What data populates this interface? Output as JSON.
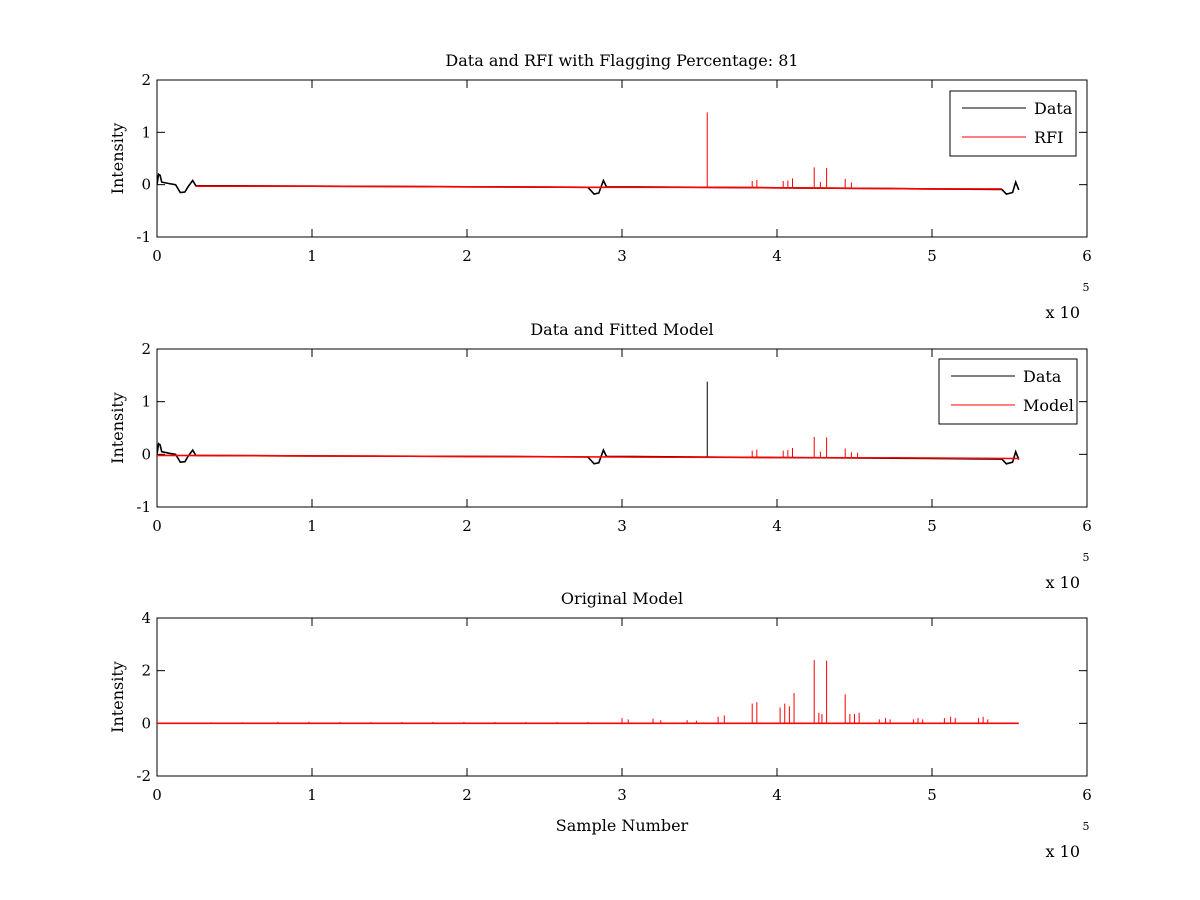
{
  "chart_data": [
    {
      "type": "line",
      "title": "Data and RFI with Flagging Percentage: 81",
      "xlabel": "",
      "ylabel": "Intensity",
      "xlim": [
        0,
        6
      ],
      "ylim": [
        -1,
        2
      ],
      "xticks": [
        "0",
        "1",
        "2",
        "3",
        "4",
        "5",
        "6"
      ],
      "yticks": [
        "-1",
        "0",
        "1",
        "2"
      ],
      "x_exponent": {
        "base": "x 10",
        "power": "5"
      },
      "legend": {
        "placement": "top-right",
        "entries": [
          {
            "name": "Data",
            "color": "#000000"
          },
          {
            "name": "RFI",
            "color": "#ff0000"
          }
        ]
      },
      "series": [
        {
          "name": "Data",
          "color": "#000000",
          "points": [
            [
              0,
              0
            ],
            [
              0.01,
              0.2
            ],
            [
              0.02,
              0.18
            ],
            [
              0.03,
              0.05
            ],
            [
              0.08,
              0.02
            ],
            [
              0.12,
              0.0
            ],
            [
              0.15,
              -0.15
            ],
            [
              0.18,
              -0.14
            ],
            [
              0.2,
              -0.04
            ],
            [
              0.23,
              0.08
            ],
            [
              0.25,
              -0.02
            ],
            [
              1.0,
              -0.03
            ],
            [
              2.0,
              -0.04
            ],
            [
              2.78,
              -0.05
            ],
            [
              2.82,
              -0.18
            ],
            [
              2.85,
              -0.16
            ],
            [
              2.88,
              0.08
            ],
            [
              2.9,
              -0.04
            ],
            [
              3.5,
              -0.05
            ],
            [
              4.0,
              -0.06
            ],
            [
              4.5,
              -0.07
            ],
            [
              5.0,
              -0.08
            ],
            [
              5.45,
              -0.09
            ],
            [
              5.48,
              -0.18
            ],
            [
              5.52,
              -0.15
            ],
            [
              5.54,
              0.05
            ],
            [
              5.56,
              -0.1
            ]
          ]
        },
        {
          "name": "RFI",
          "color": "#ff0000",
          "baseline": [
            [
              0.25,
              -0.03
            ],
            [
              1.0,
              -0.03
            ],
            [
              2.0,
              -0.04
            ],
            [
              2.82,
              -0.05
            ],
            [
              2.9,
              -0.05
            ],
            [
              3.5,
              -0.05
            ],
            [
              4.0,
              -0.06
            ],
            [
              4.5,
              -0.07
            ],
            [
              5.0,
              -0.08
            ],
            [
              5.45,
              -0.08
            ]
          ],
          "spikes": [
            [
              3.55,
              1.38
            ],
            [
              3.84,
              0.07
            ],
            [
              3.87,
              0.09
            ],
            [
              4.04,
              0.07
            ],
            [
              4.07,
              0.08
            ],
            [
              4.1,
              0.12
            ],
            [
              4.24,
              0.33
            ],
            [
              4.28,
              0.05
            ],
            [
              4.32,
              0.32
            ],
            [
              4.44,
              0.11
            ],
            [
              4.48,
              0.04
            ]
          ]
        }
      ]
    },
    {
      "type": "line",
      "title": "Data and Fitted Model",
      "xlabel": "",
      "ylabel": "Intensity",
      "xlim": [
        0,
        6
      ],
      "ylim": [
        -1,
        2
      ],
      "xticks": [
        "0",
        "1",
        "2",
        "3",
        "4",
        "5",
        "6"
      ],
      "yticks": [
        "-1",
        "0",
        "1",
        "2"
      ],
      "x_exponent": {
        "base": "x 10",
        "power": "5"
      },
      "legend": {
        "placement": "top-right",
        "entries": [
          {
            "name": "Data",
            "color": "#000000"
          },
          {
            "name": "Model",
            "color": "#ff0000"
          }
        ]
      },
      "series": [
        {
          "name": "Data",
          "color": "#000000",
          "points": [
            [
              0,
              0
            ],
            [
              0.01,
              0.2
            ],
            [
              0.02,
              0.18
            ],
            [
              0.03,
              0.05
            ],
            [
              0.08,
              0.02
            ],
            [
              0.12,
              0.0
            ],
            [
              0.15,
              -0.15
            ],
            [
              0.18,
              -0.14
            ],
            [
              0.2,
              -0.04
            ],
            [
              0.23,
              0.08
            ],
            [
              0.25,
              -0.02
            ],
            [
              1.0,
              -0.03
            ],
            [
              2.0,
              -0.04
            ],
            [
              2.78,
              -0.05
            ],
            [
              2.82,
              -0.18
            ],
            [
              2.85,
              -0.16
            ],
            [
              2.88,
              0.08
            ],
            [
              2.9,
              -0.04
            ],
            [
              3.5,
              -0.05
            ],
            [
              4.0,
              -0.06
            ],
            [
              4.5,
              -0.07
            ],
            [
              5.0,
              -0.08
            ],
            [
              5.45,
              -0.09
            ],
            [
              5.48,
              -0.18
            ],
            [
              5.52,
              -0.15
            ],
            [
              5.54,
              0.05
            ],
            [
              5.56,
              -0.1
            ]
          ],
          "spikes": [
            [
              3.55,
              1.38
            ]
          ]
        },
        {
          "name": "Model",
          "color": "#ff0000",
          "baseline": [
            [
              0.0,
              -0.02
            ],
            [
              1.0,
              -0.03
            ],
            [
              2.0,
              -0.04
            ],
            [
              3.0,
              -0.05
            ],
            [
              4.0,
              -0.06
            ],
            [
              5.0,
              -0.07
            ],
            [
              5.56,
              -0.08
            ]
          ],
          "spikes": [
            [
              3.84,
              0.07
            ],
            [
              3.87,
              0.09
            ],
            [
              4.04,
              0.07
            ],
            [
              4.07,
              0.08
            ],
            [
              4.1,
              0.12
            ],
            [
              4.24,
              0.33
            ],
            [
              4.28,
              0.05
            ],
            [
              4.32,
              0.32
            ],
            [
              4.44,
              0.11
            ],
            [
              4.48,
              0.04
            ],
            [
              4.52,
              0.03
            ]
          ]
        }
      ]
    },
    {
      "type": "line",
      "title": "Original Model",
      "xlabel": "Sample Number",
      "ylabel": "Intensity",
      "xlim": [
        0,
        6
      ],
      "ylim": [
        -2,
        4
      ],
      "xticks": [
        "0",
        "1",
        "2",
        "3",
        "4",
        "5",
        "6"
      ],
      "yticks": [
        "-2",
        "0",
        "2",
        "4"
      ],
      "x_exponent": {
        "base": "x 10",
        "power": "5"
      },
      "series": [
        {
          "name": "Model",
          "color": "#ff0000",
          "baseline": [
            [
              0,
              0
            ],
            [
              5.56,
              0
            ]
          ],
          "spikes": [
            [
              0.05,
              0.03
            ],
            [
              0.35,
              0.04
            ],
            [
              0.55,
              0.04
            ],
            [
              0.78,
              0.06
            ],
            [
              0.98,
              0.06
            ],
            [
              1.18,
              0.05
            ],
            [
              1.38,
              0.05
            ],
            [
              1.58,
              0.05
            ],
            [
              1.78,
              0.05
            ],
            [
              1.98,
              0.05
            ],
            [
              2.18,
              0.05
            ],
            [
              2.38,
              0.05
            ],
            [
              2.58,
              0.05
            ],
            [
              2.78,
              0.05
            ],
            [
              3.0,
              0.2
            ],
            [
              3.04,
              0.15
            ],
            [
              3.2,
              0.18
            ],
            [
              3.25,
              0.12
            ],
            [
              3.42,
              0.12
            ],
            [
              3.48,
              0.1
            ],
            [
              3.62,
              0.25
            ],
            [
              3.66,
              0.3
            ],
            [
              3.84,
              0.75
            ],
            [
              3.87,
              0.8
            ],
            [
              4.02,
              0.6
            ],
            [
              4.05,
              0.75
            ],
            [
              4.08,
              0.65
            ],
            [
              4.11,
              1.15
            ],
            [
              4.24,
              2.4
            ],
            [
              4.27,
              0.4
            ],
            [
              4.29,
              0.35
            ],
            [
              4.32,
              2.38
            ],
            [
              4.44,
              1.1
            ],
            [
              4.47,
              0.35
            ],
            [
              4.5,
              0.35
            ],
            [
              4.53,
              0.4
            ],
            [
              4.66,
              0.15
            ],
            [
              4.7,
              0.2
            ],
            [
              4.73,
              0.15
            ],
            [
              4.88,
              0.15
            ],
            [
              4.91,
              0.2
            ],
            [
              4.94,
              0.15
            ],
            [
              5.08,
              0.2
            ],
            [
              5.12,
              0.25
            ],
            [
              5.15,
              0.2
            ],
            [
              5.3,
              0.2
            ],
            [
              5.33,
              0.25
            ],
            [
              5.36,
              0.15
            ]
          ]
        }
      ]
    }
  ]
}
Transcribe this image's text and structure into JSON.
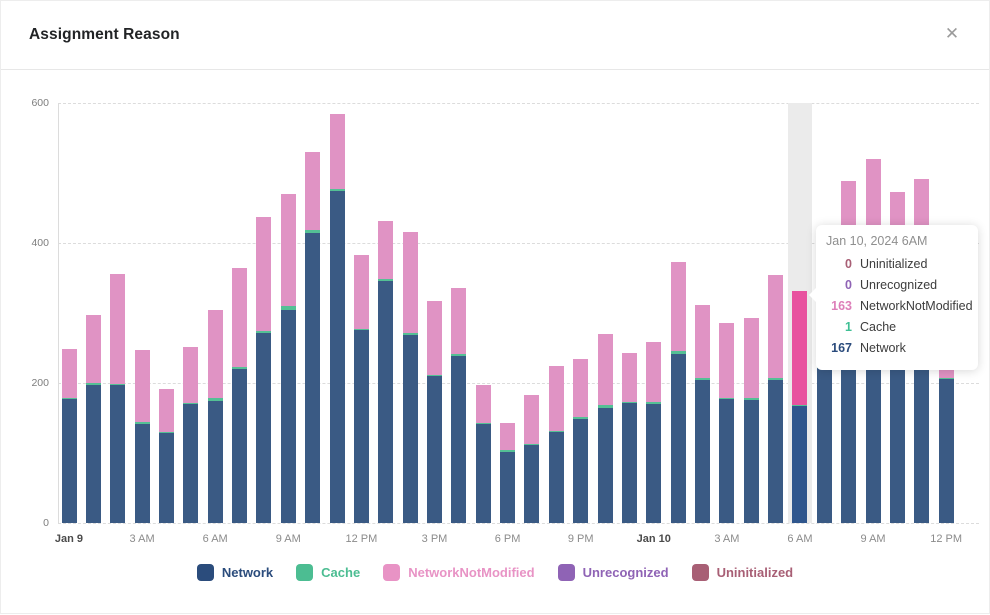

* * * *

The request:
Every line of the records that includes the word "title" should be gathered.

The answer:
      "title": "Data and RFI with Flagging Percentage: 81",
      "title": "Data and Fitted Model",
      "title": "Original Model",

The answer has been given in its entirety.